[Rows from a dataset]
= = = = = = =

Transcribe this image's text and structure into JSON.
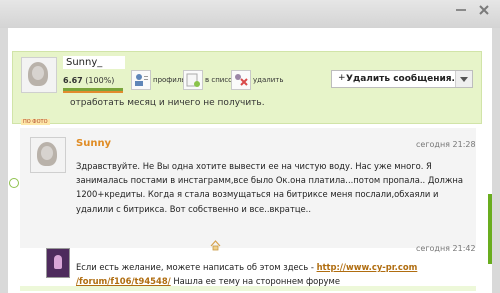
{
  "header": {
    "username": "Sunny_",
    "rating": "6.67",
    "percent": "(100%)",
    "actions": [
      {
        "label": "профиль"
      },
      {
        "label": "в список"
      },
      {
        "label": "удалить"
      }
    ],
    "menu_label": "Удалить сообщения...",
    "tag": "ПО ФОТО"
  },
  "messages": {
    "previous_line": "отработать месяц и ничего не получить.",
    "first": {
      "sender": "Sunny",
      "time": "сегодня 21:28",
      "text": "Здравствуйте. Не Вы одна хотите вывести ее на чистую воду. Нас уже много. Я занималась постами в инстаграмм,все было Ок.она платила...потом пропала.. Должна 1200+кредиты. Когда я стала возмущаться на битриксе меня послали,обхаяли и удалили с битрикса. Вот собственно и все..вкратце.."
    },
    "second": {
      "time": "сегодня 21:42",
      "text_prefix": "Если есть желание, можете написать об этом здесь - ",
      "link_part1": "http://www.cy-pr.com",
      "link_part2": "/forum/f106/t94548/",
      "text_suffix": " Нашла ее тему на стороннем форуме"
    }
  },
  "colors": {
    "accent": "#e08c24",
    "header_bg": "#e7f4c9",
    "link": "#b06d10",
    "green": "#69ad1f"
  },
  "icons": [
    "minimize-icon",
    "close-icon",
    "profile-icon",
    "list-icon",
    "delete-icon",
    "plus-icon",
    "dropdown-arrow-icon",
    "home-icon"
  ]
}
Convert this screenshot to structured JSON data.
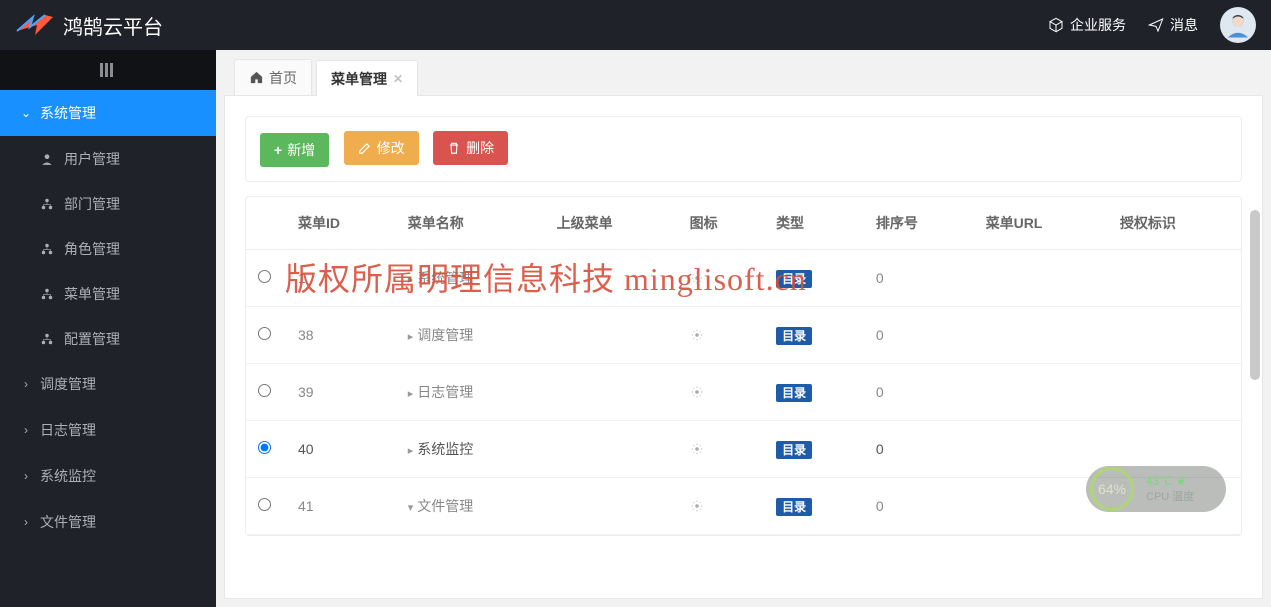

= = = = = = =

### Task instructions
Copy every line of the data word for word, omitting the images.

### Response
Transcribe this image's text and structure into JSON.
{
  "header": {
    "username": "Sunny_",
    "rating": "6.67",
    "percent": "(100%)",
    "actions": [
      {
        "label": "профиль"
      },
      {
        "label": "в список"
      },
      {
        "label": "удалить"
      }
    ],
    "menu_label": "Удалить сообщения...",
    "tag": "ПО ФОТО"
  },
  "messages": {
    "previous_line": "отработать месяц и ничего не получить.",
    "first": {
      "sender": "Sunny",
      "time": "сегодня 21:28",
      "text": "Здравствуйте. Не Вы одна хотите вывести ее на чистую воду. Нас уже много. Я занималась постами в инстаграмм,все было Ок.она платила...потом пропала.. Должна 1200+кредиты. Когда я стала возмущаться на битриксе меня послали,обхаяли и удалили с битрикса. Вот собственно и все..вкратце.."
    },
    "second": {
      "time": "сегодня 21:42",
      "text_prefix": "Если есть желание, можете написать об этом здесь - ",
      "link_part1": "http://www.cy-pr.com",
      "link_part2": "/forum/f106/t94548/",
      "text_suffix": " Нашла ее тему на стороннем форуме"
    }
  },
  "colors": {
    "accent": "#e08c24",
    "header_bg": "#e7f4c9",
    "link": "#b06d10",
    "green": "#69ad1f"
  },
  "icons": [
    "minimize-icon",
    "close-icon",
    "profile-icon",
    "list-icon",
    "delete-icon",
    "plus-icon",
    "dropdown-arrow-icon",
    "home-icon"
  ]
}
Convert this screenshot to structured JSON data.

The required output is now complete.